Dataset items:
--- START ---
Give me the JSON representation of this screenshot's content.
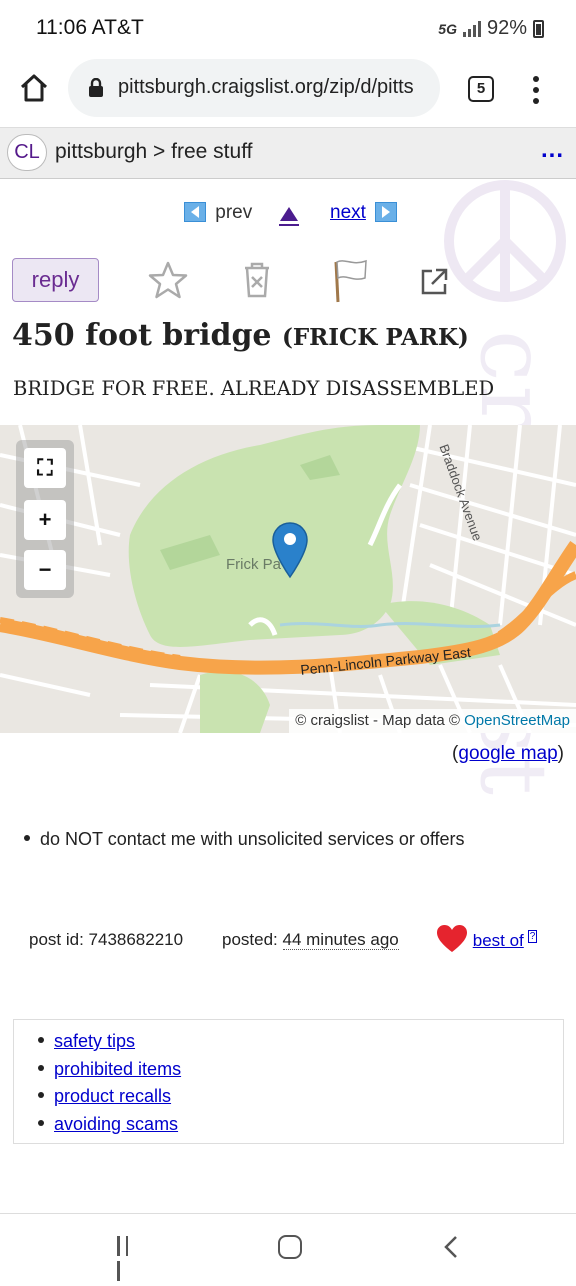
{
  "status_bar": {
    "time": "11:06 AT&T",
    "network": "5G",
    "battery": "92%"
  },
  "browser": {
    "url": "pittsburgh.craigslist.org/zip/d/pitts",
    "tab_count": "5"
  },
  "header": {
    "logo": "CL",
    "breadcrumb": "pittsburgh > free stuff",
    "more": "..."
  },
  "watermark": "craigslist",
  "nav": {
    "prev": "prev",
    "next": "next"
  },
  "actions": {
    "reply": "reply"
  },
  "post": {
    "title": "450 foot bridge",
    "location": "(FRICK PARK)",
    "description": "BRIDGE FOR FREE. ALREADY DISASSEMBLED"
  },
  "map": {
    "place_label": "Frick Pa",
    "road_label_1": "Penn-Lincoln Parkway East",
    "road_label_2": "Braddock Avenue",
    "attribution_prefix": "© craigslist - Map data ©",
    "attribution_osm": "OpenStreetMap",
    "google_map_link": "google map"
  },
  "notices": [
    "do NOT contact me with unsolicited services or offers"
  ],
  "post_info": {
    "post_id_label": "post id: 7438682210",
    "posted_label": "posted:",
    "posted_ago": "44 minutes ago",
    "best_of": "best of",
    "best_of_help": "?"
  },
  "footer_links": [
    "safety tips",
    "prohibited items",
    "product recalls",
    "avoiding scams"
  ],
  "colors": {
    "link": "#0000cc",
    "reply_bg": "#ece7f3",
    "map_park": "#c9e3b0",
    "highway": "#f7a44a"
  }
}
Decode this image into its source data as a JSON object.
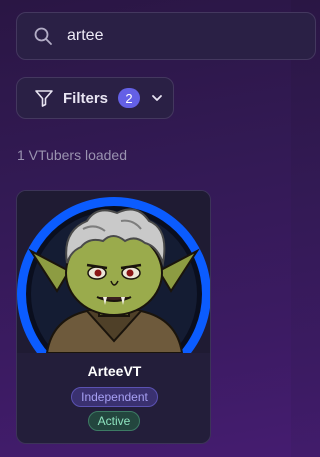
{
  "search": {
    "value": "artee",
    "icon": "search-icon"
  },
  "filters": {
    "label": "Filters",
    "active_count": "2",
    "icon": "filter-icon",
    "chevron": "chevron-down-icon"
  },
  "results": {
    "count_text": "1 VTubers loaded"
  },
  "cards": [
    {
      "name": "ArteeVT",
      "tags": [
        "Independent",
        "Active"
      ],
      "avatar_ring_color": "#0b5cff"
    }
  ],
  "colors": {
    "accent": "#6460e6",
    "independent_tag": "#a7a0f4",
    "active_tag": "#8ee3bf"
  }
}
--- END ---
[Goal]: Omit pictures; set down the rest of the material word for word.

[Final answer]:
Give me the JSON representation of this screenshot's content.
{
  "status_bar": {
    "time": "11:06 AT&T",
    "network": "5G",
    "battery": "92%"
  },
  "browser": {
    "url": "pittsburgh.craigslist.org/zip/d/pitts",
    "tab_count": "5"
  },
  "header": {
    "logo": "CL",
    "breadcrumb": "pittsburgh > free stuff",
    "more": "..."
  },
  "watermark": "craigslist",
  "nav": {
    "prev": "prev",
    "next": "next"
  },
  "actions": {
    "reply": "reply"
  },
  "post": {
    "title": "450 foot bridge",
    "location": "(FRICK PARK)",
    "description": "BRIDGE FOR FREE. ALREADY DISASSEMBLED"
  },
  "map": {
    "place_label": "Frick Pa",
    "road_label_1": "Penn-Lincoln Parkway East",
    "road_label_2": "Braddock Avenue",
    "attribution_prefix": "© craigslist - Map data ©",
    "attribution_osm": "OpenStreetMap",
    "google_map_link": "google map"
  },
  "notices": [
    "do NOT contact me with unsolicited services or offers"
  ],
  "post_info": {
    "post_id_label": "post id: 7438682210",
    "posted_label": "posted:",
    "posted_ago": "44 minutes ago",
    "best_of": "best of",
    "best_of_help": "?"
  },
  "footer_links": [
    "safety tips",
    "prohibited items",
    "product recalls",
    "avoiding scams"
  ],
  "colors": {
    "link": "#0000cc",
    "reply_bg": "#ece7f3",
    "map_park": "#c9e3b0",
    "highway": "#f7a44a"
  }
}
Decode this image into its source data as a JSON object.
{
  "search": {
    "value": "artee",
    "icon": "search-icon"
  },
  "filters": {
    "label": "Filters",
    "active_count": "2",
    "icon": "filter-icon",
    "chevron": "chevron-down-icon"
  },
  "results": {
    "count_text": "1 VTubers loaded"
  },
  "cards": [
    {
      "name": "ArteeVT",
      "tags": [
        "Independent",
        "Active"
      ],
      "avatar_ring_color": "#0b5cff"
    }
  ],
  "colors": {
    "accent": "#6460e6",
    "independent_tag": "#a7a0f4",
    "active_tag": "#8ee3bf"
  }
}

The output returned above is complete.